Per chiarire questo nodo concettuale, ho portato un esempio concreto che unisce fenomeno astronomico, storia della scienza e osservazione diretta: la meridiana di San Petronio a Bologna. Realizzata da Giovanni Domenico Cassini nel 1655 per verificare l’accuratezza del Calendario Gregoriano (in vigore dal 1582), la meridiana mostra come i raggi solari, entrando dalla basilica, cambino inclinazione nel corso dell’anno (vedi Figura 1). Ed è proprio questa variazione – conseguenza dell’inclinazione dell’asse terrestre – a generare le stagioni: raggi più diretti portano a temperature più alte, raggi più obliqui a temperature più basse. Un fenomeno che non dipende dalla distanza della Terra dal Sole, e che la meridiana permette di visualizzare con immediatezza (vedi Figura 2). 

Dopo il percorso didattico, il test finale ha mostrato un netto miglioramento

  • su 15 domande, in 12 la risposta corretta è stata scelta da più del 50% degli studenti; 
  • la chiarezza sui moti celesti, sulle stagioni e sulle fasi lunari è aumentata in modo evidente. 

Anche l’approccio storico-scientifico è stato valutato positivamente dalla maggior parte degli studenti, che lo hanno percepito come un elemento capace di dare senso, contesto e concretezza alla disciplina. Non tutti, però, hanno colto pienamente il valore dell’intreccio tra storia e scienza, segno che è necessario creare percorsi più lunghi e continuativi per consolidare un vero sguardo interdisciplinare.
● ● ● ● ●
Esercizi da svolgere:
• 1. Indica se ciascuna affermazione concorda con il brano sulla meridiana, rispondendo sì o no e citando le parole decisive del brano: (a) la meridiana fu realizzata da Cassini nel 1655; (b) le stagioni dipendono dalla distanza della Terra dal Sole; (c) tutti gli studenti hanno colto pienamente il valore dell'intreccio tra storia e scienza.
• 2. Nelle righe riportate sotto, ritrascrivi senza alcuna modifica il tratto che parte dalla riga contenente "y-tick-label: 32.5 <box>150 677 170 687</box>" e termina con la riga contenente "chart-title: 应收账款占营业收入变动图(%) <box>391", entrambe comprese.
Il brano sulla meridiana e le righe non hanno alcun legame tra loro.
● ● ● ● ●
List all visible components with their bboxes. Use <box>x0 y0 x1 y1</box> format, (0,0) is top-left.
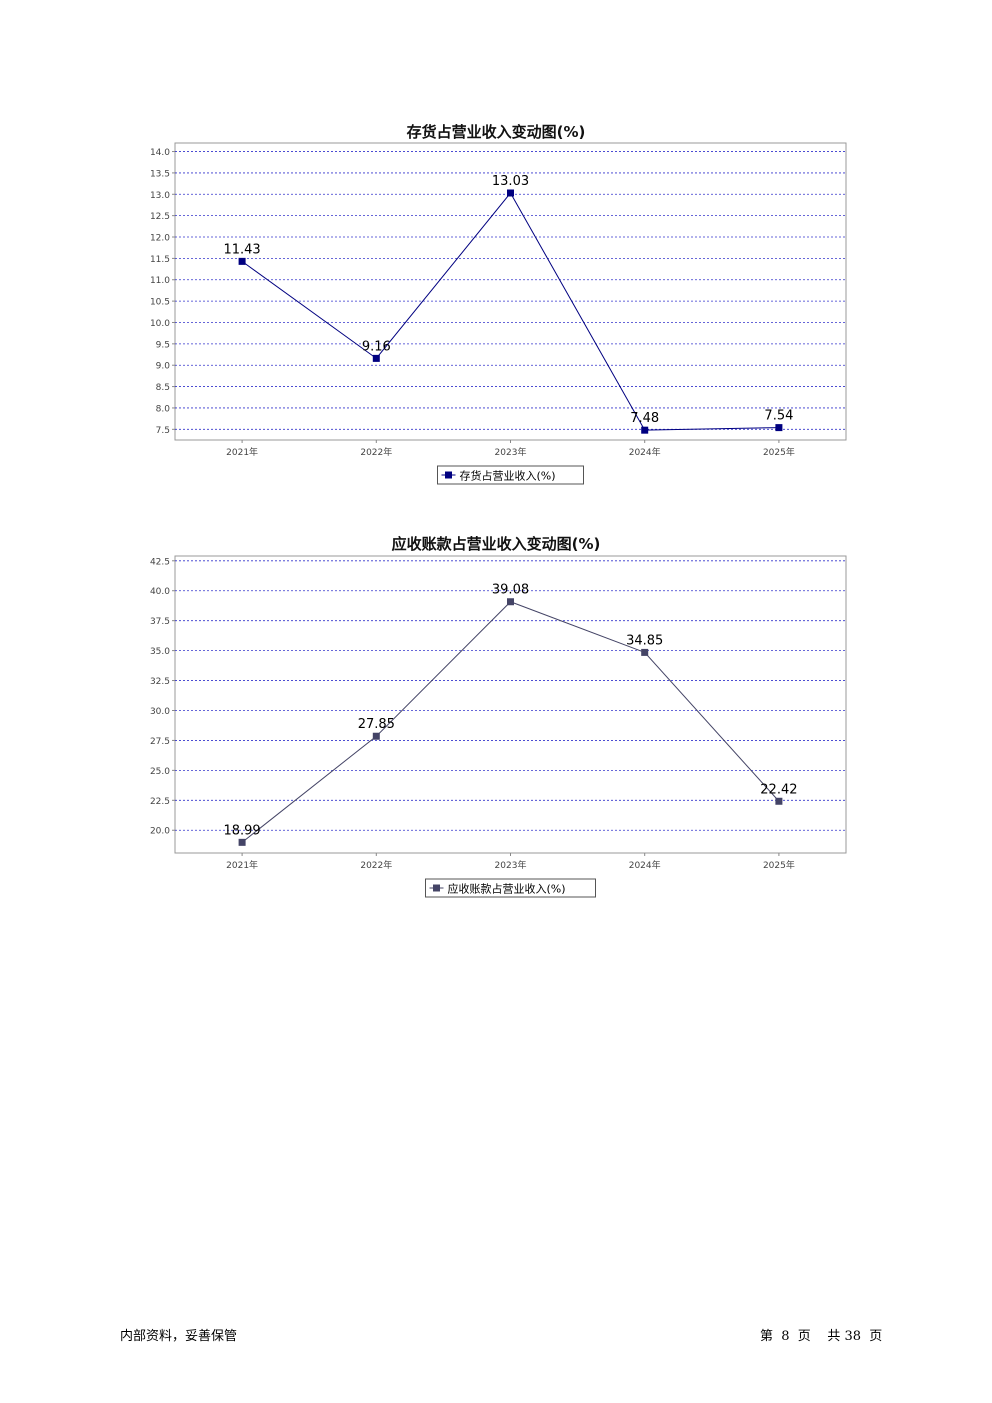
y-tick-label: 32.5 <box>150 677 170 687</box>
data-label: 7.48 <box>630 411 659 426</box>
legend-box <box>437 465 584 485</box>
data-label: 11.43 <box>223 242 260 257</box>
y-tick-label: 27.5 <box>150 737 170 747</box>
legend-label: 应收账款占营业收入(%) <box>448 882 566 896</box>
y-tick-label: 25.0 <box>150 767 170 777</box>
legend-label: 存货占营业收入(%) <box>460 469 556 483</box>
x-tick-label: 2021年 <box>226 859 258 871</box>
data-label: 13.03 <box>492 174 529 189</box>
data-point <box>238 838 246 846</box>
y-tick-label: 11.5 <box>150 255 170 265</box>
y-tick-label: 35.0 <box>150 647 170 657</box>
x-tick-label: 2023年 <box>495 446 527 458</box>
data-point <box>775 797 783 805</box>
x-tick-label: 2023年 <box>495 859 527 871</box>
y-tick-label: 7.5 <box>156 426 170 436</box>
x-tick-label: 2025年 <box>763 446 795 458</box>
data-point <box>372 354 380 362</box>
chart-title: 应收账款占营业收入变动图(%) <box>391 535 601 553</box>
y-tick-label: 13.0 <box>150 191 170 201</box>
data-point <box>641 426 649 434</box>
y-tick-label: 8.5 <box>156 383 170 393</box>
data-point <box>507 189 514 197</box>
y-tick-label: 11.0 <box>150 276 170 286</box>
y-tick-label: 42.5 <box>150 557 170 567</box>
legend-marker <box>445 471 452 479</box>
data-label: 39.08 <box>492 583 529 598</box>
data-label: 34.85 <box>626 633 663 648</box>
y-tick-label: 20.0 <box>150 827 170 837</box>
data-label: 27.85 <box>358 717 395 732</box>
plot-area <box>174 142 847 441</box>
data-label: 9.16 <box>362 339 391 354</box>
x-tick-label: 2024年 <box>629 446 661 458</box>
y-tick-label: 40.0 <box>150 587 170 597</box>
chart-title: 存货占营业收入变动图(%) <box>406 123 586 141</box>
footer-page-number: 第 8 页 共 38 页 <box>760 1329 883 1344</box>
data-label: 7.54 <box>764 409 793 424</box>
y-tick-label: 30.0 <box>150 707 170 717</box>
legend-box <box>425 878 596 898</box>
y-tick-label: 22.5 <box>150 797 170 807</box>
plot-area <box>174 555 847 854</box>
x-tick-label: 2021年 <box>226 446 258 458</box>
data-point <box>775 424 783 432</box>
y-tick-label: 8.0 <box>156 404 171 414</box>
data-point <box>238 257 246 265</box>
data-label: 22.42 <box>760 782 797 797</box>
y-tick-label: 10.0 <box>150 319 170 329</box>
data-point <box>507 598 514 606</box>
y-tick-label: 12.5 <box>150 212 170 222</box>
x-tick-label: 2022年 <box>360 446 392 458</box>
data-label: 18.99 <box>223 823 260 838</box>
y-tick-label: 9.0 <box>156 362 171 372</box>
y-tick-label: 13.5 <box>150 169 170 179</box>
y-tick-label: 10.5 <box>150 298 170 308</box>
y-tick-label: 14.0 <box>150 148 170 158</box>
inventory-line-chart: 7.5 8.0 8.5 9.0 9.5 10.0 10.5 11.0 11.5 12.0 12.5 1… <box>150 142 847 485</box>
y-tick-label: 37.5 <box>150 617 170 627</box>
x-tick-label: 2025年 <box>763 859 795 871</box>
legend-marker <box>433 884 440 892</box>
data-point <box>641 648 649 656</box>
y-tick-label: 12.0 <box>150 234 170 244</box>
receivables-line-chart: 20.0 22.5 25.0 27.5 30.0 32.5 35.0 37.5 40.0 42.5… <box>150 555 847 898</box>
data-point <box>372 732 380 740</box>
y-tick-label: 9.5 <box>156 340 170 350</box>
footer-confidential-note: 内部资料，妥善保管 <box>120 1329 238 1344</box>
x-tick-label: 2024年 <box>629 859 661 871</box>
x-tick-label: 2022年 <box>360 859 392 871</box>
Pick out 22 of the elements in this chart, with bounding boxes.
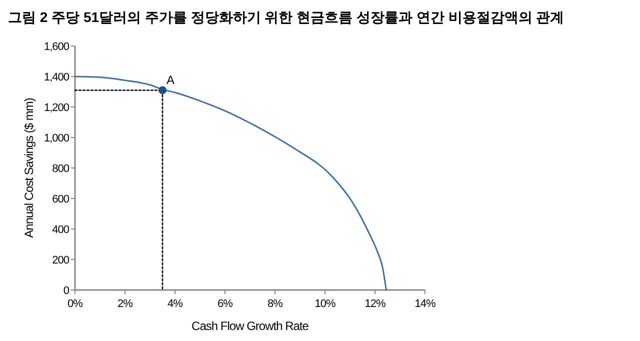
x-tick-label: 2% xyxy=(118,298,134,310)
y-tick-label: 1,000 xyxy=(44,132,70,144)
x-axis-title: Cash Flow Growth Rate xyxy=(192,319,310,333)
y-tick-label: 1,600 xyxy=(44,40,70,53)
x-tick-label: 12% xyxy=(364,298,386,310)
annotation: A xyxy=(166,73,175,88)
x-tick-label: 14% xyxy=(414,298,436,310)
y-tick-label: 400 xyxy=(52,224,70,236)
line-series xyxy=(74,76,387,291)
y-tick-label: 1,400 xyxy=(44,71,70,84)
x-tick-label: 6% xyxy=(218,298,234,310)
x-tick-label: 4% xyxy=(168,298,184,310)
y-tick-label: 800 xyxy=(52,162,70,175)
chart-title: 그림 2 주당 51달러의 주가를 정당화하기 위한 현금흐름 성장률과 연간 비용절감액의 관계 xyxy=(8,9,564,25)
x-tick-label: 8% xyxy=(268,298,284,310)
x-tick-label: 0% xyxy=(68,298,84,310)
x-tick-label: 10% xyxy=(314,298,336,310)
y-tick-label: 1,200 xyxy=(44,102,70,114)
y-tick-label: 600 xyxy=(52,193,70,206)
y-tick-label: 0 xyxy=(63,284,70,297)
y-tick-label: 200 xyxy=(52,254,70,266)
y-axis-title: Annual Cost Savings ($ mm) xyxy=(22,98,36,238)
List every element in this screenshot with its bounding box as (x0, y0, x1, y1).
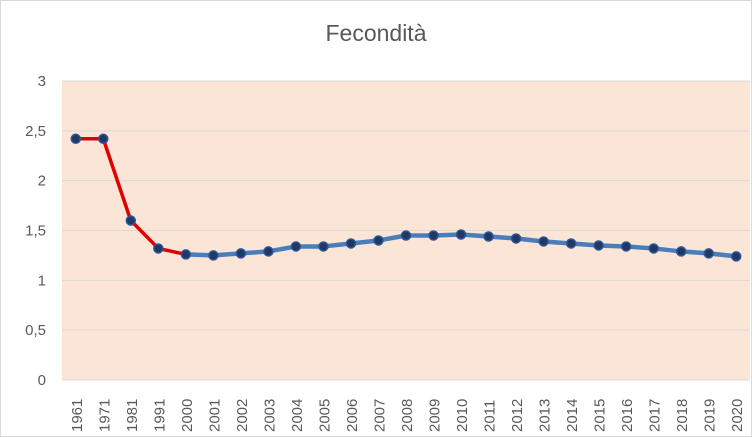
● ● ● ● ●
Soluzioni degli esercizi:
• 1.
(a) Sì: "Realizzata da Giovanni Domenico Cassini nel 1655".
(b) No: "Un fenomeno che non dipende dalla distanza della Terra dal Sole".
(c) No: "Non tutti, però, hanno colto pienamente il valore dell’intreccio tra storia e scienza".

• 2.
y-tick-label: 32.5 <box>150 677 170 687</box>
data-label: 7.48 <box>630 411 659 426</box>
legend-box <box>437 465 584 485</box>
data-label: 11.43 <box>223 242 260 257</box>
y-tick-label: 27.5 <box>150 737 170 747</box>
legend-label: 应收账款占营业收入(%) <box>448 882 566 896</box>
y-tick-label: 25.0 <box>150 767 170 777</box>
legend-label: 存货占营业收入(%) <box>460 469 556 483</box>
x-tick-label: 2021年 <box>226 859 258 871</box>
data-label: 13.03 <box>492 174 529 189</box>
data-point <box>238 838 246 846</box>
y-tick-label: 11.5 <box>150 255 170 265</box>
y-tick-label: 35.0 <box>150 647 170 657</box>
x-tick-label: 2023年 <box>495 446 527 458</box>
data-point <box>775 797 783 805</box>
x-tick-label: 2023年 <box>495 859 527 871</box>
y-tick-label: 7.5 <box>156 426 170 436</box>
x-tick-label: 2025年 <box>763 446 795 458</box>
data-point <box>372 354 380 362</box>
chart-title: 应收账款占营业收入变动图(%) <box>391 535 601 553</box>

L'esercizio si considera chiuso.